_EXERCISE BRIEF_
Locate the line that contains "Transcribe this image's". Retype it and every line after it to the end of the records, exactly, but not the pictures.

_SOURCE MATERIAL_
start
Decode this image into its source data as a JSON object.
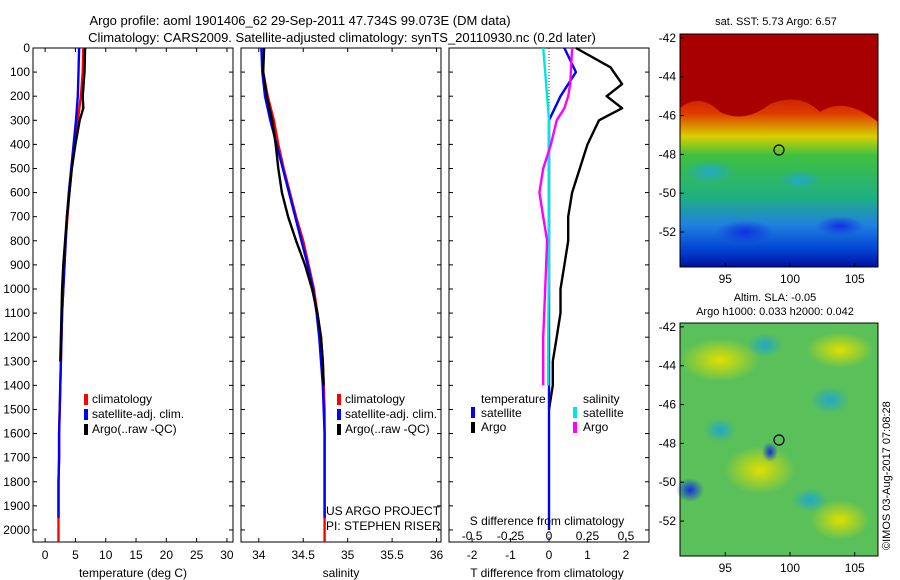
{
  "header": {
    "title_line1": "Argo profile: aoml 1901406_62 29-Sep-2011 47.734S 99.073E (DM data)",
    "title_line2": "Climatology: CARS2009. Satellite-adjusted climatology: synTS_20110930.nc (0.2d later)"
  },
  "colors": {
    "climatology": "#ff0000",
    "satellite": "#0000ff",
    "argo": "#000000",
    "argo_salinity_diff": "#ff00ff",
    "satellite_salinity_diff": "#00e5e5"
  },
  "depth_axis": {
    "ylim": [
      2050,
      0
    ],
    "ticks": [
      0,
      100,
      200,
      300,
      400,
      500,
      600,
      700,
      800,
      900,
      1000,
      1100,
      1200,
      1300,
      1400,
      1500,
      1600,
      1700,
      1800,
      1900,
      2000
    ]
  },
  "panel_temperature": {
    "xlabel": "temperature (deg C)",
    "xticks": [
      0,
      5,
      10,
      15,
      20,
      25,
      30
    ],
    "legend": [
      "climatology",
      "satellite-adj. clim.",
      "Argo(..raw -QC)"
    ]
  },
  "panel_salinity": {
    "xlabel": "salinity",
    "xticks": [
      "34",
      "34.5",
      "35",
      "35.5",
      "36"
    ],
    "legend": [
      "climatology",
      "satellite-adj. clim.",
      "Argo(..raw -QC)"
    ],
    "credit_line1": "US ARGO PROJECT",
    "credit_line2": "PI: STEPHEN RISER"
  },
  "panel_difference": {
    "top_label": "S difference from climatology",
    "top_ticks": [
      "-0.5",
      "-0.25",
      "0",
      "0.25",
      "0.5"
    ],
    "xlabel": "T difference from climatology",
    "bottom_ticks": [
      "-2",
      "-1",
      "0",
      "1",
      "2"
    ],
    "legend_temperature_title": "temperature",
    "legend_salinity_title": "salinity",
    "legend_satellite": "satellite",
    "legend_argo": "Argo"
  },
  "map_sst": {
    "title": "sat. SST: 5.73 Argo: 6.57",
    "xticks": [
      "95",
      "100",
      "105"
    ],
    "yticks": [
      "-42",
      "-44",
      "-46",
      "-48",
      "-50",
      "-52"
    ]
  },
  "map_sla": {
    "title_line1": "Altim. SLA: -0.05",
    "title_line2": "Argo h1000: 0.033 h2000: 0.042",
    "xticks": [
      "95",
      "100",
      "105"
    ],
    "yticks": [
      "-42",
      "-44",
      "-46",
      "-48",
      "-50",
      "-52"
    ]
  },
  "watermark": "©IMOS 03-Aug-2017 07:08:28",
  "chart_data": [
    {
      "type": "line",
      "name": "temperature profile",
      "xlabel": "temperature (deg C)",
      "ylabel": "",
      "xlim": [
        -2,
        31
      ],
      "ylim": [
        2050,
        0
      ],
      "series": [
        {
          "name": "climatology",
          "x": [
            6.3,
            6.2,
            5.9,
            5.4,
            4.9,
            4.4,
            4.0,
            3.7,
            3.4,
            3.2,
            3.0,
            2.8,
            2.7,
            2.6,
            2.5,
            2.4,
            2.3,
            2.3,
            2.2,
            2.2,
            2.2
          ],
          "y": [
            0,
            100,
            200,
            300,
            400,
            500,
            600,
            700,
            800,
            900,
            1000,
            1100,
            1200,
            1300,
            1400,
            1500,
            1600,
            1700,
            1800,
            1900,
            2050
          ]
        },
        {
          "name": "satellite-adj. clim.",
          "x": [
            5.6,
            5.5,
            5.4,
            5.1,
            4.7,
            4.3,
            3.9,
            3.6,
            3.4,
            3.2,
            3.0,
            2.8,
            2.7,
            2.6,
            2.5,
            2.4,
            2.3,
            2.3,
            2.2,
            2.2
          ],
          "y": [
            0,
            100,
            200,
            300,
            400,
            500,
            600,
            700,
            800,
            900,
            1000,
            1100,
            1200,
            1300,
            1400,
            1500,
            1600,
            1700,
            1800,
            1950
          ]
        },
        {
          "name": "Argo(..raw -QC)",
          "x": [
            6.6,
            6.5,
            6.2,
            6.3,
            5.7,
            5.0,
            4.4,
            4.0,
            3.6,
            3.3,
            3.0,
            2.8,
            2.7,
            2.6,
            2.5
          ],
          "y": [
            0,
            100,
            200,
            250,
            300,
            400,
            500,
            600,
            700,
            800,
            900,
            1000,
            1100,
            1200,
            1300
          ]
        }
      ]
    },
    {
      "type": "line",
      "name": "salinity profile",
      "xlabel": "salinity",
      "ylabel": "",
      "xlim": [
        33.8,
        36.05
      ],
      "ylim": [
        2050,
        0
      ],
      "series": [
        {
          "name": "climatology",
          "x": [
            34.03,
            34.05,
            34.1,
            34.17,
            34.22,
            34.28,
            34.35,
            34.42,
            34.5,
            34.56,
            34.62,
            34.66,
            34.7,
            34.72,
            34.73,
            34.74,
            34.74,
            34.74,
            34.74,
            34.74
          ],
          "y": [
            0,
            100,
            200,
            300,
            400,
            500,
            600,
            700,
            800,
            900,
            1000,
            1100,
            1200,
            1300,
            1400,
            1500,
            1600,
            1700,
            1800,
            2050
          ]
        },
        {
          "name": "satellite-adj. clim.",
          "x": [
            34.03,
            34.04,
            34.07,
            34.13,
            34.2,
            34.27,
            34.34,
            34.41,
            34.48,
            34.55,
            34.61,
            34.65,
            34.68,
            34.7,
            34.72,
            34.73,
            34.74,
            34.74,
            34.74,
            34.74
          ],
          "y": [
            0,
            100,
            200,
            300,
            400,
            500,
            600,
            700,
            800,
            900,
            1000,
            1100,
            1200,
            1300,
            1400,
            1500,
            1600,
            1700,
            1800,
            1950
          ]
        },
        {
          "name": "Argo(..raw -QC)",
          "x": [
            34.06,
            34.05,
            34.09,
            34.15,
            34.19,
            34.22,
            34.26,
            34.33,
            34.42,
            34.52,
            34.6,
            34.66,
            34.7,
            34.72,
            34.73
          ],
          "y": [
            0,
            100,
            200,
            300,
            400,
            500,
            600,
            700,
            800,
            900,
            1000,
            1100,
            1200,
            1300,
            1400
          ]
        }
      ]
    },
    {
      "type": "line",
      "name": "difference from climatology",
      "xlabel": "T difference from climatology",
      "top_axis_label": "S difference from climatology",
      "xlim": [
        -2.6,
        2.6
      ],
      "ylim": [
        2050,
        0
      ],
      "series": [
        {
          "name": "temperature Argo",
          "x": [
            0.7,
            1.6,
            1.9,
            1.5,
            1.9,
            1.3,
            1.0,
            0.8,
            0.6,
            0.5,
            0.5,
            0.4,
            0.3,
            0.3,
            0.2,
            0.1,
            0.1,
            0.0
          ],
          "y": [
            0,
            80,
            150,
            200,
            250,
            300,
            400,
            500,
            600,
            700,
            800,
            900,
            1000,
            1100,
            1200,
            1300,
            1400,
            1500
          ]
        },
        {
          "name": "temperature satellite",
          "x": [
            0.4,
            0.7,
            0.3,
            0.0,
            0.0,
            0.0,
            0.0,
            0.0,
            0.0,
            0.0,
            0.0,
            0.0,
            0.0
          ],
          "y": [
            0,
            100,
            200,
            300,
            500,
            700,
            900,
            1100,
            1300,
            1500,
            1700,
            1900,
            2000
          ]
        },
        {
          "name": "salinity satellite",
          "x": [
            -0.15,
            -0.1,
            -0.05,
            0.0,
            0.0,
            0.0,
            -0.02,
            -0.02
          ],
          "y": [
            0,
            100,
            200,
            300,
            600,
            900,
            1200,
            1400
          ]
        },
        {
          "name": "salinity Argo",
          "x": [
            0.6,
            0.55,
            0.5,
            0.4,
            0.2,
            0.05,
            -0.15,
            -0.25,
            -0.15,
            -0.05,
            -0.1,
            -0.15,
            -0.15
          ],
          "y": [
            0,
            150,
            200,
            250,
            300,
            400,
            500,
            600,
            700,
            800,
            1000,
            1200,
            1400
          ]
        }
      ]
    }
  ]
}
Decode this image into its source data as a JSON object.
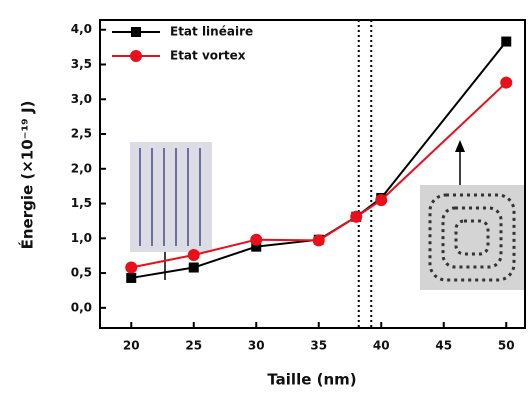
{
  "chart_data": {
    "type": "line",
    "x_label": "Taille (nm)",
    "y_label": "Énergie (×10⁻¹⁹ J)",
    "xlim": [
      17.5,
      51.5
    ],
    "xticks": [
      20,
      25,
      30,
      35,
      40,
      45,
      50
    ],
    "ylim": [
      -0.29,
      4.14
    ],
    "yticks": [
      {
        "value": 0,
        "label": "0,0"
      },
      {
        "value": 0.5,
        "label": "0,5"
      },
      {
        "value": 1,
        "label": "1,0"
      },
      {
        "value": 1.5,
        "label": "1,5"
      },
      {
        "value": 2,
        "label": "2,0"
      },
      {
        "value": 2.5,
        "label": "2,5"
      },
      {
        "value": 3,
        "label": "3,0"
      },
      {
        "value": 3.5,
        "label": "3,5"
      },
      {
        "value": 4,
        "label": "4,0"
      }
    ],
    "x": [
      20,
      25,
      30,
      35,
      38,
      40,
      50
    ],
    "series": [
      {
        "name": "Etat linéaire",
        "color": "#000000",
        "marker": "square",
        "values": [
          0.43,
          0.58,
          0.88,
          0.98,
          1.31,
          1.58,
          3.83
        ]
      },
      {
        "name": "Etat vortex",
        "color": "#e8101a",
        "marker": "circle",
        "values": [
          0.58,
          0.76,
          0.98,
          0.97,
          1.31,
          1.55,
          3.24
        ]
      }
    ],
    "reference_lines_x": [
      38.2,
      39.2
    ],
    "legend": "upper-left"
  }
}
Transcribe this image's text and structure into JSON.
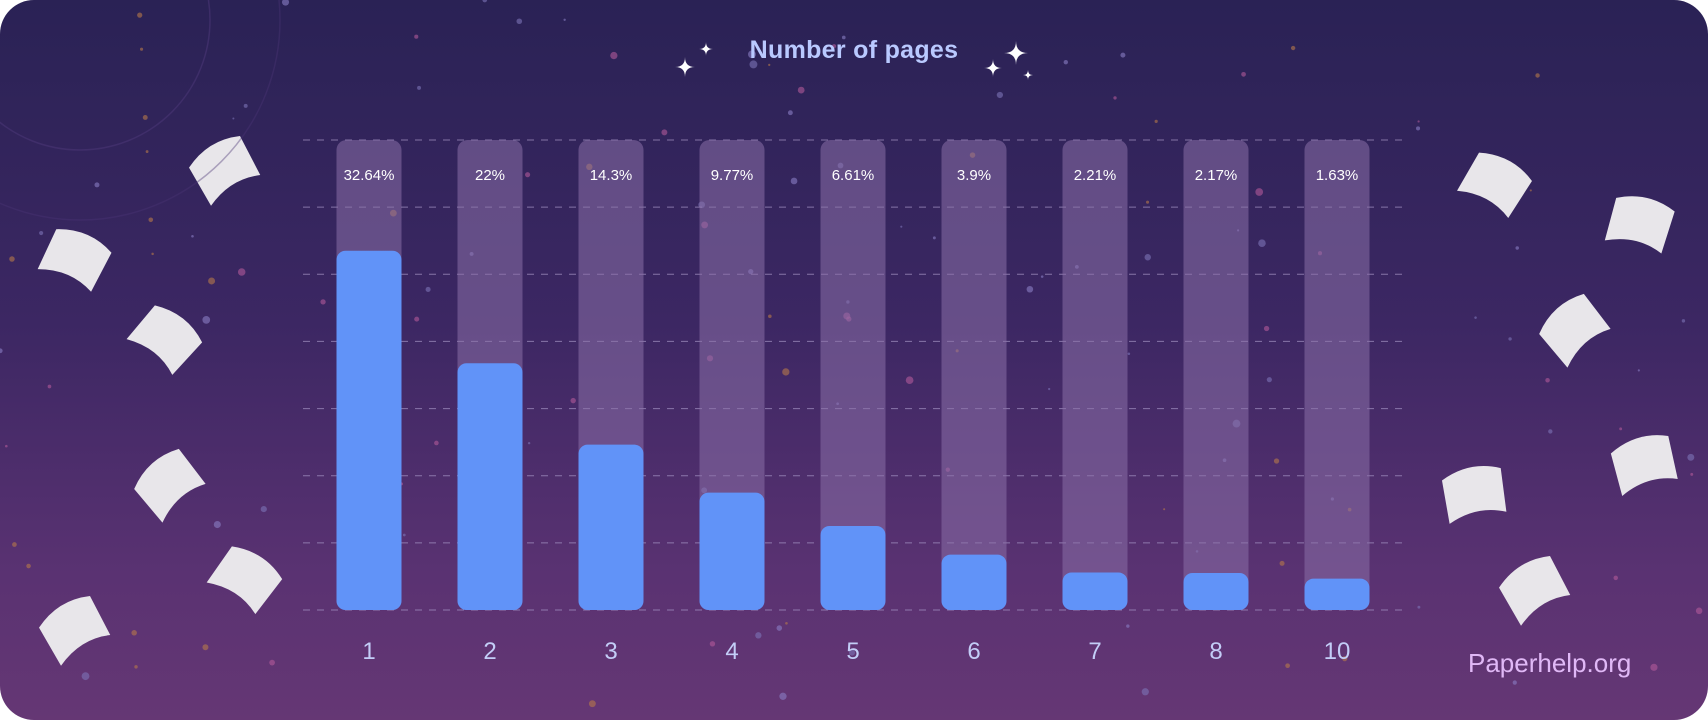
{
  "chart_data": {
    "type": "bar",
    "title": "Number of pages",
    "categories": [
      "1",
      "2",
      "3",
      "4",
      "5",
      "6",
      "7",
      "8",
      "10"
    ],
    "values": [
      32.64,
      22,
      14.3,
      9.77,
      6.61,
      3.9,
      2.21,
      2.17,
      1.63
    ],
    "value_labels": [
      "32.64%",
      "22%",
      "14.3%",
      "9.77%",
      "6.61%",
      "3.9%",
      "2.21%",
      "2.17%",
      "1.63%"
    ],
    "xlabel": "",
    "ylabel": "",
    "grid": true,
    "colors": {
      "bar": "#6193f8",
      "track": "#8a6fa8"
    }
  },
  "brand": "Paperhelp.org"
}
end
_COMPLETED TASK_
Transcribe this image's text and structure into JSON.
{
  "chart_data": {
    "type": "bar",
    "title": "Number of pages",
    "categories": [
      "1",
      "2",
      "3",
      "4",
      "5",
      "6",
      "7",
      "8",
      "10"
    ],
    "values": [
      32.64,
      22,
      14.3,
      9.77,
      6.61,
      3.9,
      2.21,
      2.17,
      1.63
    ],
    "value_labels": [
      "32.64%",
      "22%",
      "14.3%",
      "9.77%",
      "6.61%",
      "3.9%",
      "2.21%",
      "2.17%",
      "1.63%"
    ],
    "xlabel": "",
    "ylabel": "",
    "grid": true,
    "colors": {
      "bar": "#6193f8",
      "track": "#8a6fa8"
    }
  },
  "brand": "Paperhelp.org"
}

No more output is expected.